> **Written instruction**
Repeat every record below exactly as written.
+--
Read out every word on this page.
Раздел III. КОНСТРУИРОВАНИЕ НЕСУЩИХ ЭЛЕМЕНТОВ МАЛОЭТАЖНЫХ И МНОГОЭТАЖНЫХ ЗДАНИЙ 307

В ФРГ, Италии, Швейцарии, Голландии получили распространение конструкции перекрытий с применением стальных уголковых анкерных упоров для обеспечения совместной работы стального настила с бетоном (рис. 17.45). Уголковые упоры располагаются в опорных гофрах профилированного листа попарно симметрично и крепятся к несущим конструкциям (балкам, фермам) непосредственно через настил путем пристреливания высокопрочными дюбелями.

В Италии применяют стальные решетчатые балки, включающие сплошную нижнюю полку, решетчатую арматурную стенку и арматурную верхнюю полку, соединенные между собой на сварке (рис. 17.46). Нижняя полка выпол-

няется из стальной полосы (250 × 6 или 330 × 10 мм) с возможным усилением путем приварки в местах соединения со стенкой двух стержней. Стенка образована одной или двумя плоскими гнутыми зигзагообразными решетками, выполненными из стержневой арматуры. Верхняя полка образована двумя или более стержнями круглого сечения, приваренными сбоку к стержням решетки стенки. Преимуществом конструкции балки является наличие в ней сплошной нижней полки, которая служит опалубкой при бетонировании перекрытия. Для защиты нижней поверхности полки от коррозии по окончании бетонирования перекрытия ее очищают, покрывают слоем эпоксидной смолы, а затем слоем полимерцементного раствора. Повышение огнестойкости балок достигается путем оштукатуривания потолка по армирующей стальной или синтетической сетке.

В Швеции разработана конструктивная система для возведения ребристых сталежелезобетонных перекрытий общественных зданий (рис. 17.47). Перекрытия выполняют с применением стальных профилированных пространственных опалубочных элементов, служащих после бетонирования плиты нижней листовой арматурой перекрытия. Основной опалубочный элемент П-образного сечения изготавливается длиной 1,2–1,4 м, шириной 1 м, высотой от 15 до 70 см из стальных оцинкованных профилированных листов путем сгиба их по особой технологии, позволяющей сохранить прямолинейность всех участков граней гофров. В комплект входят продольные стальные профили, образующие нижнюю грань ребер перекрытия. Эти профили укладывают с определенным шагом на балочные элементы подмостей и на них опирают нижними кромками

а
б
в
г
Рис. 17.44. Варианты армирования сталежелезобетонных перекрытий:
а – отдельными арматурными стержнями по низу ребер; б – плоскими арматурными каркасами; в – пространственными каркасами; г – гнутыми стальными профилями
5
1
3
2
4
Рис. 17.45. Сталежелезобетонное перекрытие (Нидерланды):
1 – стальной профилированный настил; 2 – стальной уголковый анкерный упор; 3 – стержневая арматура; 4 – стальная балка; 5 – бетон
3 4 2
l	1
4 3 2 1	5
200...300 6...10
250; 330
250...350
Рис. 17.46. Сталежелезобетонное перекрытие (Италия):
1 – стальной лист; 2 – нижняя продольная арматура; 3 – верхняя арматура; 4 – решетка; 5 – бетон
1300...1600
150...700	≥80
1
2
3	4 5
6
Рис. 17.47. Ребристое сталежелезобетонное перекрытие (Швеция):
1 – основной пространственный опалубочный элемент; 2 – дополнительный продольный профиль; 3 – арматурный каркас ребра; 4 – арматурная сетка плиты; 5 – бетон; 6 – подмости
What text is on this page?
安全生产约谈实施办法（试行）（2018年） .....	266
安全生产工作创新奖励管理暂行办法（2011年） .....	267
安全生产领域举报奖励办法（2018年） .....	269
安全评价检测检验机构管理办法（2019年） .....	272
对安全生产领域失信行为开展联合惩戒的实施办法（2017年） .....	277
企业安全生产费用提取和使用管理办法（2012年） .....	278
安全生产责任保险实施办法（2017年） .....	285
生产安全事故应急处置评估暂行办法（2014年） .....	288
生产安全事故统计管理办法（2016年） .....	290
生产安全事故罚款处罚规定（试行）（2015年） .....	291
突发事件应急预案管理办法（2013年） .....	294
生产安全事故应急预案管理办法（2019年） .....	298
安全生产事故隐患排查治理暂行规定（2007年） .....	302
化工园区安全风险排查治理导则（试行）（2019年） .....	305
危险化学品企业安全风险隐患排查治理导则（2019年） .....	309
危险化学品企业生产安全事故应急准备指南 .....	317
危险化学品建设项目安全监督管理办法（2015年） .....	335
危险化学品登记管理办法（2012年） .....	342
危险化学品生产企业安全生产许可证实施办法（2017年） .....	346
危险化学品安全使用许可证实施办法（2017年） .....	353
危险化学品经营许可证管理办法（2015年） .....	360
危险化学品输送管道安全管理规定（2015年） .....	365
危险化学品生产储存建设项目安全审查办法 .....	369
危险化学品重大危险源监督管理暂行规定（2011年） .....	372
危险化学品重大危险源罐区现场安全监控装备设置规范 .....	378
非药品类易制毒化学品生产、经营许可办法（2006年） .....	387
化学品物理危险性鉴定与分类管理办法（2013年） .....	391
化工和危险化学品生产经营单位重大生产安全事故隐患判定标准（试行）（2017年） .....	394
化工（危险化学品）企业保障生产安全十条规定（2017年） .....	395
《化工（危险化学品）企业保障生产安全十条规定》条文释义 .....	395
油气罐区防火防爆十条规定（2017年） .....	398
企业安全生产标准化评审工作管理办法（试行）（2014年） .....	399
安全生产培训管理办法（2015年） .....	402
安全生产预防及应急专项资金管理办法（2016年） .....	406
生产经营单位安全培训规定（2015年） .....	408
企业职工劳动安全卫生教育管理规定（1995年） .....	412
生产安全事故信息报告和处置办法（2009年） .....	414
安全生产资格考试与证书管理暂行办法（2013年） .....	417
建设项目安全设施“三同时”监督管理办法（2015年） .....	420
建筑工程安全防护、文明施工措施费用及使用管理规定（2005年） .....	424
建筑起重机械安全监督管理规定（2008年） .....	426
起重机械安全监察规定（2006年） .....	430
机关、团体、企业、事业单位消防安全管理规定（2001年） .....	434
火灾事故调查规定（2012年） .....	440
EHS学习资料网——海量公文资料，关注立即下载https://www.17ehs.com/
+--
> **Written response**
Read out every word on this page.
Раздел III. КОНСТРУИРОВАНИЕ НЕСУЩИХ ЭЛЕМЕНТОВ МАЛОЭТАЖНЫХ И МНОГОЭТАЖНЫХ ЗДАНИЙ 307

В ФРГ, Италии, Швейцарии, Голландии получили распространение конструкции перекрытий с применением стальных уголковых анкерных упоров для обеспечения совместной работы стального настила с бетоном (рис. 17.45). Уголковые упоры располагаются в опорных гофрах профилированного листа попарно симметрично и крепятся к несущим конструкциям (балкам, фермам) непосредственно через настил путем пристреливания высокопрочными дюбелями.

В Италии применяют стальные решетчатые балки, включающие сплошную нижнюю полку, решетчатую арматурную стенку и арматурную верхнюю полку, соединенные между собой на сварке (рис. 17.46). Нижняя полка выпол-

няется из стальной полосы (250 × 6 или 330 × 10 мм) с возможным усилением путем приварки в местах соединения со стенкой двух стержней. Стенка образована одной или двумя плоскими гнутыми зигзагообразными решетками, выполненными из стержневой арматуры. Верхняя полка образована двумя или более стержнями круглого сечения, приваренными сбоку к стержням решетки стенки. Преимуществом конструкции балки является наличие в ней сплошной нижней полки, которая служит опалубкой при бетонировании перекрытия. Для защиты нижней поверхности полки от коррозии по окончании бетонирования перекрытия ее очищают, покрывают слоем эпоксидной смолы, а затем слоем полимерцементного раствора. Повышение огнестойкости балок достигается путем оштукатуривания потолка по армирующей стальной или синтетической сетке.

В Швеции разработана конструктивная система для возведения ребристых сталежелезобетонных перекрытий общественных зданий (рис. 17.47). Перекрытия выполняют с применением стальных профилированных пространственных опалубочных элементов, служащих после бетонирования плиты нижней листовой арматурой перекрытия. Основной опалубочный элемент П-образного сечения изготавливается длиной 1,2–1,4 м, шириной 1 м, высотой от 15 до 70 см из стальных оцинкованных профилированных листов путем сгиба их по особой технологии, позволяющей сохранить прямолинейность всех участков граней гофров. В комплект входят продольные стальные профили, образующие нижнюю грань ребер перекрытия. Эти профили укладывают с определенным шагом на балочные элементы подмостей и на них опирают нижними кромками

а
б
в
г
Рис. 17.44. Варианты армирования сталежелезобетонных перекрытий:
а – отдельными арматурными стержнями по низу ребер; б – плоскими арматурными каркасами; в – пространственными каркасами; г – гнутыми стальными профилями
5
1
3
2
4
Рис. 17.45. Сталежелезобетонное перекрытие (Нидерланды):
1 – стальной профилированный настил; 2 – стальной уголковый анкерный упор; 3 – стержневая арматура; 4 – стальная балка; 5 – бетон
3 4 2
l	1
4 3 2 1	5
200...300 6...10
250; 330
250...350
Рис. 17.46. Сталежелезобетонное перекрытие (Италия):
1 – стальной лист; 2 – нижняя продольная арматура; 3 – верхняя арматура; 4 – решетка; 5 – бетон
1300...1600
150...700	≥80
1
2
3	4 5
6
Рис. 17.47. Ребристое сталежелезобетонное перекрытие (Швеция):
1 – основной пространственный опалубочный элемент; 2 – дополнительный продольный профиль; 3 – арматурный каркас ребра; 4 – арматурная сетка плиты; 5 – бетон; 6 – подмости
What text is on this page?
安全生产约谈实施办法（试行）（2018年） .....	266
安全生产工作创新奖励管理暂行办法（2011年） .....	267
安全生产领域举报奖励办法（2018年） .....	269
安全评价检测检验机构管理办法（2019年） .....	272
对安全生产领域失信行为开展联合惩戒的实施办法（2017年） .....	277
企业安全生产费用提取和使用管理办法（2012年） .....	278
安全生产责任保险实施办法（2017年） .....	285
生产安全事故应急处置评估暂行办法（2014年） .....	288
生产安全事故统计管理办法（2016年） .....	290
生产安全事故罚款处罚规定（试行）（2015年） .....	291
突发事件应急预案管理办法（2013年） .....	294
生产安全事故应急预案管理办法（2019年） .....	298
安全生产事故隐患排查治理暂行规定（2007年） .....	302
化工园区安全风险排查治理导则（试行）（2019年） .....	305
危险化学品企业安全风险隐患排查治理导则（2019年） .....	309
危险化学品企业生产安全事故应急准备指南 .....	317
危险化学品建设项目安全监督管理办法（2015年） .....	335
危险化学品登记管理办法（2012年） .....	342
危险化学品生产企业安全生产许可证实施办法（2017年） .....	346
危险化学品安全使用许可证实施办法（2017年） .....	353
危险化学品经营许可证管理办法（2015年） .....	360
危险化学品输送管道安全管理规定（2015年） .....	365
危险化学品生产储存建设项目安全审查办法 .....	369
危险化学品重大危险源监督管理暂行规定（2011年） .....	372
危险化学品重大危险源罐区现场安全监控装备设置规范 .....	378
非药品类易制毒化学品生产、经营许可办法（2006年） .....	387
化学品物理危险性鉴定与分类管理办法（2013年） .....	391
化工和危险化学品生产经营单位重大生产安全事故隐患判定标准（试行）（2017年） .....	394
化工（危险化学品）企业保障生产安全十条规定（2017年） .....	395
《化工（危险化学品）企业保障生产安全十条规定》条文释义 .....	395
油气罐区防火防爆十条规定（2017年） .....	398
企业安全生产标准化评审工作管理办法（试行）（2014年） .....	399
安全生产培训管理办法（2015年） .....	402
安全生产预防及应急专项资金管理办法（2016年） .....	406
生产经营单位安全培训规定（2015年） .....	408
企业职工劳动安全卫生教育管理规定（1995年） .....	412
生产安全事故信息报告和处置办法（2009年） .....	414
安全生产资格考试与证书管理暂行办法（2013年） .....	417
建设项目安全设施“三同时”监督管理办法（2015年） .....	420
建筑工程安全防护、文明施工措施费用及使用管理规定（2005年） .....	424
建筑起重机械安全监督管理规定（2008年） .....	426
起重机械安全监察规定（2006年） .....	430
机关、团体、企业、事业单位消防安全管理规定（2001年） .....	434
火灾事故调查规定（2012年） .....	440
EHS学习资料网——海量公文资料，关注立即下载https://www.17ehs.com/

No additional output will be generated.